OBJECTIVE
Single out the lines of the material that contain "BUNTINGFORD" and copy them.

DATASET

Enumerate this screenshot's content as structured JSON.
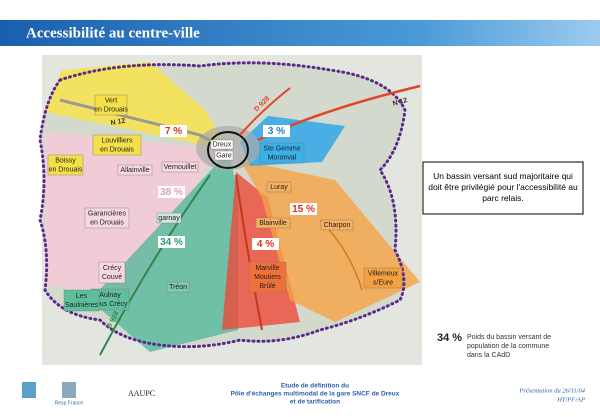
{
  "header": {
    "title": "Accessibilité au centre-ville"
  },
  "map": {
    "communes": [
      {
        "label": [
          "Vert",
          "en Drouais"
        ]
      },
      {
        "label": [
          "Louvilliers",
          "en Drouais"
        ]
      },
      {
        "label": [
          "Boissy",
          "en Drouais"
        ]
      },
      {
        "label": [
          "Allainville"
        ]
      },
      {
        "label": [
          "Vernouillet"
        ]
      },
      {
        "label": [
          "Dreux"
        ]
      },
      {
        "label": [
          "Gare"
        ]
      },
      {
        "label": [
          "Ste Gemme",
          "Moronval"
        ]
      },
      {
        "label": [
          "Garancières",
          "en Drouais"
        ]
      },
      {
        "label": [
          "garnay"
        ]
      },
      {
        "label": [
          "Luray"
        ]
      },
      {
        "label": [
          "Blainville"
        ]
      },
      {
        "label": [
          "Charpon"
        ]
      },
      {
        "label": [
          "Crécy",
          "Couvé"
        ]
      },
      {
        "label": [
          "Aulnay",
          "sous Crécy"
        ]
      },
      {
        "label": [
          "Les",
          "Saulnières"
        ]
      },
      {
        "label": [
          "Tréon"
        ]
      },
      {
        "label": [
          "Marville",
          "Moutiers",
          "Brûlé"
        ]
      },
      {
        "label": [
          "Villemeux",
          "s/Eure"
        ]
      }
    ],
    "shares": [
      "7 %",
      "3 %",
      "38 %",
      "15 %",
      "34 %",
      "4 %"
    ],
    "roads": [
      "N 12",
      "N 12",
      "D 928",
      "D 928"
    ]
  },
  "note": "Un bassin versant sud majoritaire qui doit être privilégié pour l'accessibilité au parc relais.",
  "legend": {
    "sample": "34 %",
    "text": [
      "Poids du bassin versant de",
      "population de la commune",
      "dans la CAdD"
    ]
  },
  "footer": {
    "logo_left": "Resp France",
    "org": "AAUPC",
    "study": [
      "Etude de définition du",
      "Pôle d'échanges multimodal de la gare SNCF de Dreux",
      "et de tarification"
    ],
    "date": "Présentation du 26/11/04",
    "authors": "HT/PF/AP"
  }
}
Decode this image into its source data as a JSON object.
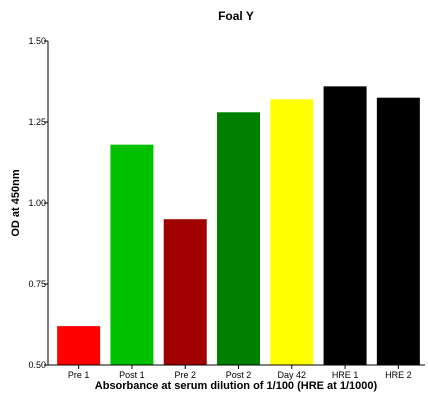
{
  "chart_data": {
    "type": "bar",
    "title": "Foal Y",
    "xlabel": "Absorbance at serum dilution of 1/100 (HRE at 1/1000)",
    "ylabel": "OD at 450nm",
    "ylim": [
      0.5,
      1.5
    ],
    "yticks": [
      "0.50",
      "0.75",
      "1.00",
      "1.25",
      "1.50"
    ],
    "categories": [
      "Pre 1",
      "Post 1",
      "Pre 2",
      "Post 2",
      "Day 42",
      "HRE 1",
      "HRE 2"
    ],
    "values": [
      0.62,
      1.18,
      0.95,
      1.28,
      1.32,
      1.36,
      1.325
    ],
    "colors": [
      "#ff0000",
      "#00c000",
      "#a00000",
      "#008000",
      "#ffff00",
      "#000000",
      "#000000"
    ],
    "grid": false,
    "legend": false
  }
}
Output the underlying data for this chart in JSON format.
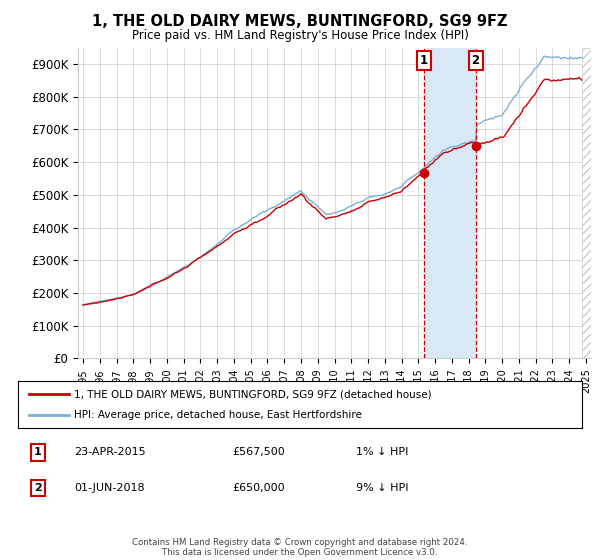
{
  "title": "1, THE OLD DAIRY MEWS, BUNTINGFORD, SG9 9FZ",
  "subtitle": "Price paid vs. HM Land Registry's House Price Index (HPI)",
  "legend_line1": "1, THE OLD DAIRY MEWS, BUNTINGFORD, SG9 9FZ (detached house)",
  "legend_line2": "HPI: Average price, detached house, East Hertfordshire",
  "transaction1_date": "23-APR-2015",
  "transaction1_price": "£567,500",
  "transaction1_hpi": "1% ↓ HPI",
  "transaction2_date": "01-JUN-2018",
  "transaction2_price": "£650,000",
  "transaction2_hpi": "9% ↓ HPI",
  "footer": "Contains HM Land Registry data © Crown copyright and database right 2024.\nThis data is licensed under the Open Government Licence v3.0.",
  "ylim": [
    0,
    950000
  ],
  "yticks": [
    0,
    100000,
    200000,
    300000,
    400000,
    500000,
    600000,
    700000,
    800000,
    900000
  ],
  "price_color": "#cc0000",
  "hpi_color": "#7bafd4",
  "marker1_x": 2015.32,
  "marker1_y": 567500,
  "marker2_x": 2018.42,
  "marker2_y": 650000,
  "shade_color": "#d8e8f5",
  "hatch_color": "#cccccc",
  "background_color": "#ffffff",
  "grid_color": "#cccccc",
  "xmin": 1994.7,
  "xmax": 2025.3,
  "hatch_start": 2024.75
}
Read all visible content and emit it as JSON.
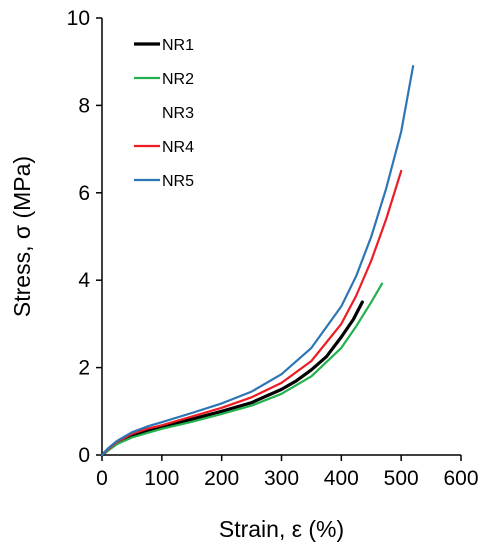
{
  "chart_data": {
    "type": "line",
    "xlabel": "Strain, ε  (%)",
    "ylabel": "Stress, σ (MPa)",
    "xlim": [
      0,
      600
    ],
    "ylim": [
      0,
      10
    ],
    "xticks": [
      "0",
      "100",
      "200",
      "300",
      "400",
      "500",
      "600"
    ],
    "yticks": [
      "0",
      "2",
      "4",
      "6",
      "8",
      "10"
    ],
    "grid": false,
    "legend_position": "top-left",
    "series": [
      {
        "name": "NR1",
        "color": "#000000",
        "x": [
          0,
          10,
          25,
          50,
          75,
          100,
          150,
          200,
          250,
          300,
          325,
          350,
          375,
          400,
          420,
          435
        ],
        "y": [
          0,
          0.12,
          0.28,
          0.45,
          0.56,
          0.64,
          0.82,
          1.0,
          1.2,
          1.5,
          1.7,
          1.95,
          2.25,
          2.7,
          3.1,
          3.5
        ]
      },
      {
        "name": "NR2",
        "color": "#22b14c",
        "x": [
          0,
          10,
          25,
          50,
          75,
          100,
          150,
          200,
          250,
          300,
          350,
          400,
          425,
          450,
          468
        ],
        "y": [
          0,
          0.1,
          0.25,
          0.4,
          0.5,
          0.6,
          0.76,
          0.94,
          1.13,
          1.4,
          1.8,
          2.45,
          2.95,
          3.5,
          3.92
        ]
      },
      {
        "name": "NR3",
        "color": "#ffffff",
        "x": [],
        "y": []
      },
      {
        "name": "NR4",
        "color": "#ed1c24",
        "x": [
          0,
          10,
          25,
          50,
          75,
          100,
          150,
          200,
          250,
          300,
          350,
          400,
          425,
          450,
          475,
          500
        ],
        "y": [
          0,
          0.13,
          0.3,
          0.48,
          0.6,
          0.68,
          0.88,
          1.08,
          1.32,
          1.65,
          2.15,
          3.0,
          3.65,
          4.45,
          5.4,
          6.5
        ]
      },
      {
        "name": "NR5",
        "color": "#2e75b6",
        "x": [
          0,
          10,
          25,
          50,
          75,
          100,
          150,
          200,
          250,
          300,
          350,
          400,
          425,
          450,
          475,
          500,
          520
        ],
        "y": [
          0,
          0.15,
          0.32,
          0.52,
          0.65,
          0.75,
          0.96,
          1.18,
          1.45,
          1.85,
          2.45,
          3.4,
          4.1,
          5.0,
          6.1,
          7.4,
          8.9
        ]
      }
    ]
  }
}
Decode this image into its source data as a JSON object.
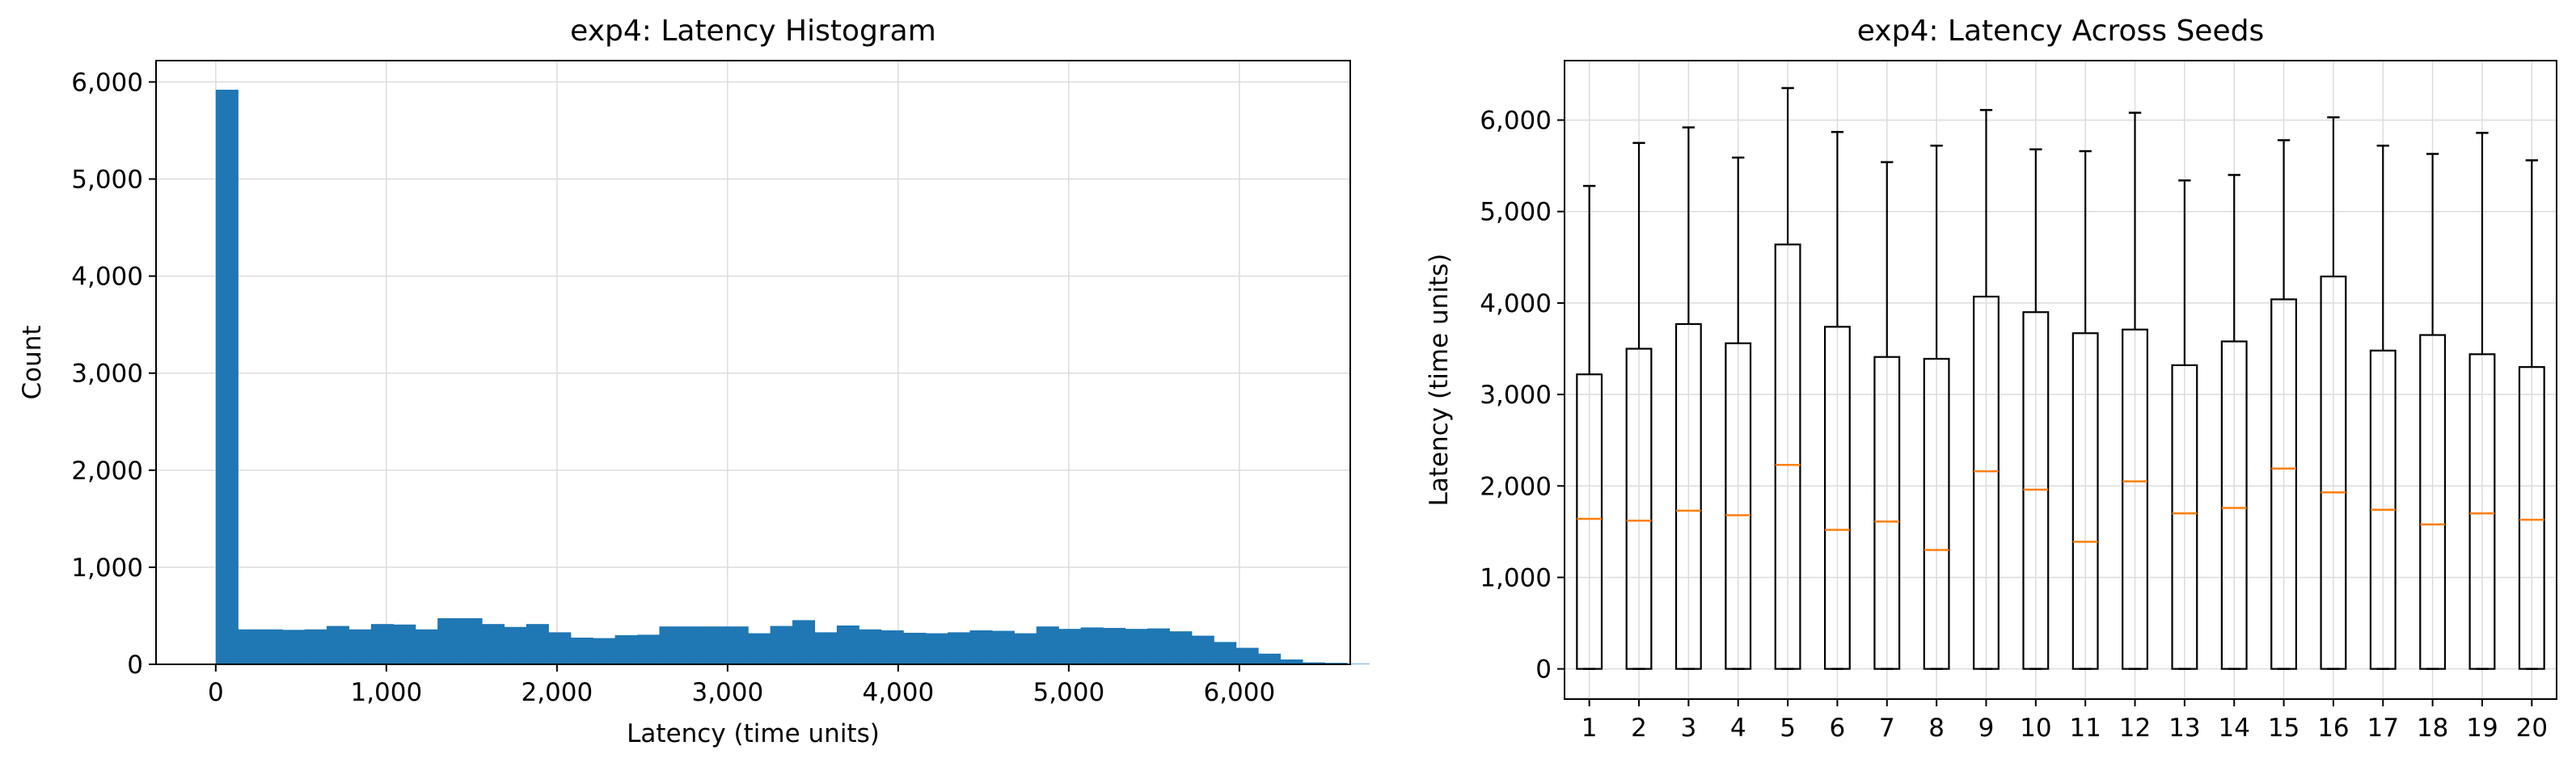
{
  "chart_data": [
    {
      "type": "bar",
      "title": "exp4: Latency Histogram",
      "xlabel": "Latency (time units)",
      "ylabel": "Count",
      "xlim": [
        -350,
        6650
      ],
      "ylim": [
        0,
        6220
      ],
      "xticks": [
        0,
        1000,
        2000,
        3000,
        4000,
        5000,
        6000
      ],
      "xtick_labels": [
        "0",
        "1,000",
        "2,000",
        "3,000",
        "4,000",
        "5,000",
        "6,000"
      ],
      "yticks": [
        0,
        1000,
        2000,
        3000,
        4000,
        5000,
        6000
      ],
      "ytick_labels": [
        "0",
        "1,000",
        "2,000",
        "3,000",
        "4,000",
        "5,000",
        "6,000"
      ],
      "grid": true,
      "bin_start": 0,
      "bin_width": 130,
      "bar_color": "#1f77b4",
      "values": [
        5920,
        360,
        360,
        355,
        360,
        395,
        360,
        415,
        410,
        360,
        475,
        475,
        415,
        385,
        415,
        330,
        275,
        270,
        300,
        305,
        390,
        390,
        390,
        390,
        320,
        395,
        455,
        330,
        400,
        360,
        350,
        325,
        320,
        330,
        350,
        345,
        320,
        390,
        365,
        380,
        375,
        365,
        370,
        340,
        295,
        230,
        170,
        110,
        50,
        20,
        15,
        5
      ]
    },
    {
      "type": "box",
      "title": "exp4: Latency Across Seeds",
      "xlabel": "",
      "ylabel": "Latency (time units)",
      "ylim": [
        -330,
        6650
      ],
      "yticks": [
        0,
        1000,
        2000,
        3000,
        4000,
        5000,
        6000
      ],
      "ytick_labels": [
        "0",
        "1,000",
        "2,000",
        "3,000",
        "4,000",
        "5,000",
        "6,000"
      ],
      "grid": true,
      "median_color": "#ff7f0e",
      "categories": [
        "1",
        "2",
        "3",
        "4",
        "5",
        "6",
        "7",
        "8",
        "9",
        "10",
        "11",
        "12",
        "13",
        "14",
        "15",
        "16",
        "17",
        "18",
        "19",
        "20"
      ],
      "boxes": [
        {
          "whislo": 0,
          "q1": 0,
          "med": 1640,
          "q3": 3220,
          "whishi": 5280
        },
        {
          "whislo": 0,
          "q1": 0,
          "med": 1620,
          "q3": 3500,
          "whishi": 5750
        },
        {
          "whislo": 0,
          "q1": 0,
          "med": 1730,
          "q3": 3770,
          "whishi": 5920
        },
        {
          "whislo": 0,
          "q1": 0,
          "med": 1680,
          "q3": 3560,
          "whishi": 5590
        },
        {
          "whislo": 0,
          "q1": 0,
          "med": 2230,
          "q3": 4640,
          "whishi": 6350
        },
        {
          "whislo": 0,
          "q1": 0,
          "med": 1520,
          "q3": 3740,
          "whishi": 5870
        },
        {
          "whislo": 0,
          "q1": 0,
          "med": 1610,
          "q3": 3410,
          "whishi": 5540
        },
        {
          "whislo": 0,
          "q1": 0,
          "med": 1300,
          "q3": 3390,
          "whishi": 5720
        },
        {
          "whislo": 0,
          "q1": 0,
          "med": 2160,
          "q3": 4070,
          "whishi": 6110
        },
        {
          "whislo": 0,
          "q1": 0,
          "med": 1960,
          "q3": 3900,
          "whishi": 5680
        },
        {
          "whislo": 0,
          "q1": 0,
          "med": 1390,
          "q3": 3670,
          "whishi": 5660
        },
        {
          "whislo": 0,
          "q1": 0,
          "med": 2050,
          "q3": 3710,
          "whishi": 6080
        },
        {
          "whislo": 0,
          "q1": 0,
          "med": 1700,
          "q3": 3320,
          "whishi": 5340
        },
        {
          "whislo": 0,
          "q1": 0,
          "med": 1760,
          "q3": 3580,
          "whishi": 5400
        },
        {
          "whislo": 0,
          "q1": 0,
          "med": 2190,
          "q3": 4040,
          "whishi": 5780
        },
        {
          "whislo": 0,
          "q1": 0,
          "med": 1930,
          "q3": 4290,
          "whishi": 6030
        },
        {
          "whislo": 0,
          "q1": 0,
          "med": 1740,
          "q3": 3480,
          "whishi": 5720
        },
        {
          "whislo": 0,
          "q1": 0,
          "med": 1580,
          "q3": 3650,
          "whishi": 5630
        },
        {
          "whislo": 0,
          "q1": 0,
          "med": 1700,
          "q3": 3440,
          "whishi": 5860
        },
        {
          "whislo": 0,
          "q1": 0,
          "med": 1630,
          "q3": 3300,
          "whishi": 5560
        }
      ]
    }
  ]
}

THE RESULT
  "title": "1, THE OLD DAIRY MEWS, BUNTINGFORD, SG9 9FZ",
  "legend_line1": "1, THE OLD DAIRY MEWS, BUNTINGFORD, SG9 9FZ (detached house)",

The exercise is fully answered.